_DESCRIPTION OF THE TASK:_ Without the images, write out all of the following entries exactly.

_DATA EXTRACT:_
━━━━━━━━━━━━━━━━━━━━

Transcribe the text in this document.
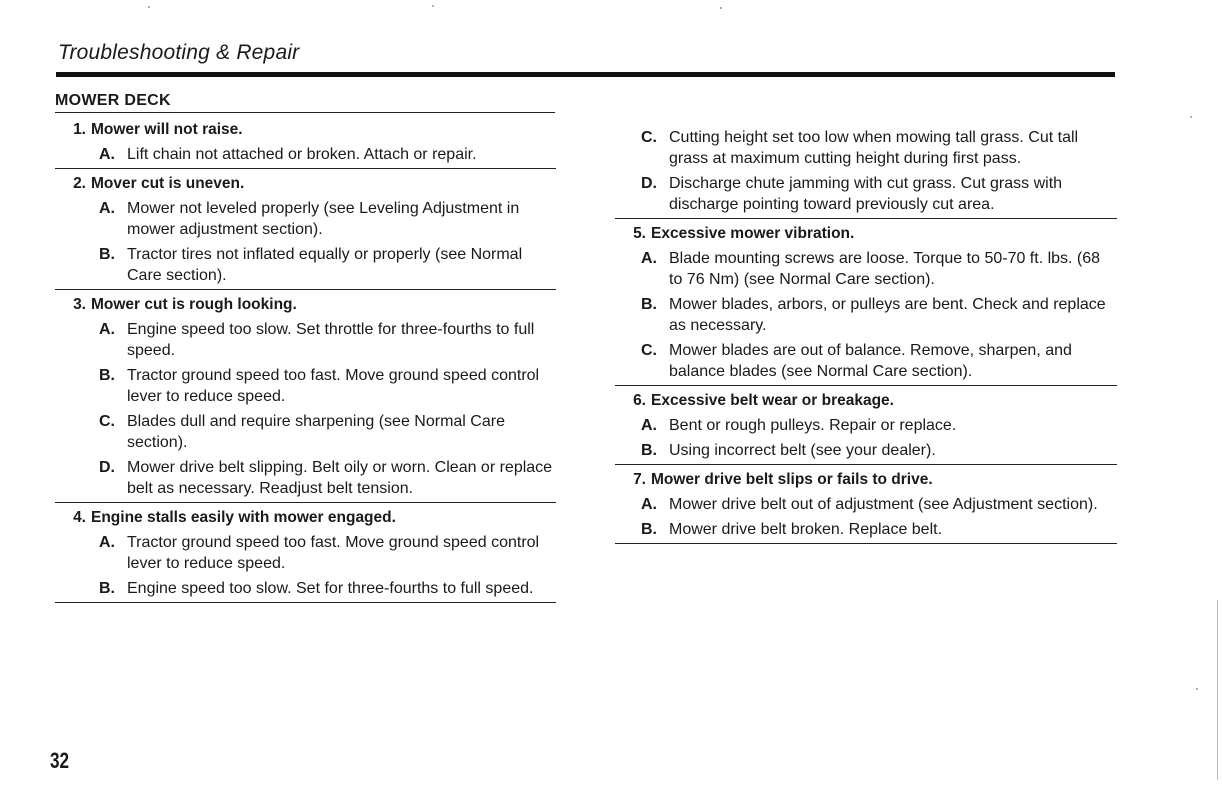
Troubleshooting & Repair
MOWER DECK
1. Mower will not raise.
A. Lift chain not attached or broken. Attach or repair.
2. Mover cut is uneven.
A. Mower not leveled properly (see Leveling Adjustment in mower adjustment section).
B. Tractor tires not inflated equally or properly (see Normal Care section).
3. Mower cut is rough looking.
A. Engine speed too slow. Set throttle for three-fourths to full speed.
B. Tractor ground speed too fast. Move ground speed control lever to reduce speed.
C. Blades dull and require sharpening (see Normal Care section).
D. Mower drive belt slipping. Belt oily or worn. Clean or replace belt as necessary. Readjust belt tension.
4. Engine stalls easily with mower engaged.
A. Tractor ground speed too fast. Move ground speed control lever to reduce speed.
B. Engine speed too slow. Set for three-fourths to full speed.
C. Cutting height set too low when mowing tall grass. Cut tall grass at maximum cutting height during first pass.
D. Discharge chute jamming with cut grass. Cut grass with discharge pointing toward previously cut area.
5. Excessive mower vibration.
A. Blade mounting screws are loose. Torque to 50-70 ft. lbs. (68 to 76 Nm) (see Normal Care section).
B. Mower blades, arbors, or pulleys are bent. Check and replace as necessary.
C. Mower blades are out of balance. Remove, sharpen, and balance blades (see Normal Care section).
6. Excessive belt wear or breakage.
A. Bent or rough pulleys. Repair or replace.
B. Using incorrect belt (see your dealer).
7. Mower drive belt slips or fails to drive.
A. Mower drive belt out of adjustment (see Adjustment section).
B. Mower drive belt broken. Replace belt.
32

━━━━━━━━━━━━━━━━━━━━

_THE OUTPUT:_
Transcribe the text in this document.
Troubleshooting & Repair
MOWER DECK
1. Mower will not raise.
A. Lift chain not attached or broken. Attach or repair.
2. Mover cut is uneven.
A. Mower not leveled properly (see Leveling Adjustment in mower adjustment section).
B. Tractor tires not inflated equally or properly (see Normal Care section).
3. Mower cut is rough looking.
A. Engine speed too slow. Set throttle for three-fourths to full speed.
B. Tractor ground speed too fast. Move ground speed control lever to reduce speed.
C. Blades dull and require sharpening (see Normal Care section).
D. Mower drive belt slipping. Belt oily or worn. Clean or replace belt as necessary. Readjust belt tension.
4. Engine stalls easily with mower engaged.
A. Tractor ground speed too fast. Move ground speed control lever to reduce speed.
B. Engine speed too slow. Set for three-fourths to full speed.
C. Cutting height set too low when mowing tall grass. Cut tall grass at maximum cutting height during first pass.
D. Discharge chute jamming with cut grass. Cut grass with discharge pointing toward previously cut area.
5. Excessive mower vibration.
A. Blade mounting screws are loose. Torque to 50-70 ft. lbs. (68 to 76 Nm) (see Normal Care section).
B. Mower blades, arbors, or pulleys are bent. Check and replace as necessary.
C. Mower blades are out of balance. Remove, sharpen, and balance blades (see Normal Care section).
6. Excessive belt wear or breakage.
A. Bent or rough pulleys. Repair or replace.
B. Using incorrect belt (see your dealer).
7. Mower drive belt slips or fails to drive.
A. Mower drive belt out of adjustment (see Adjustment section).
B. Mower drive belt broken. Replace belt.
32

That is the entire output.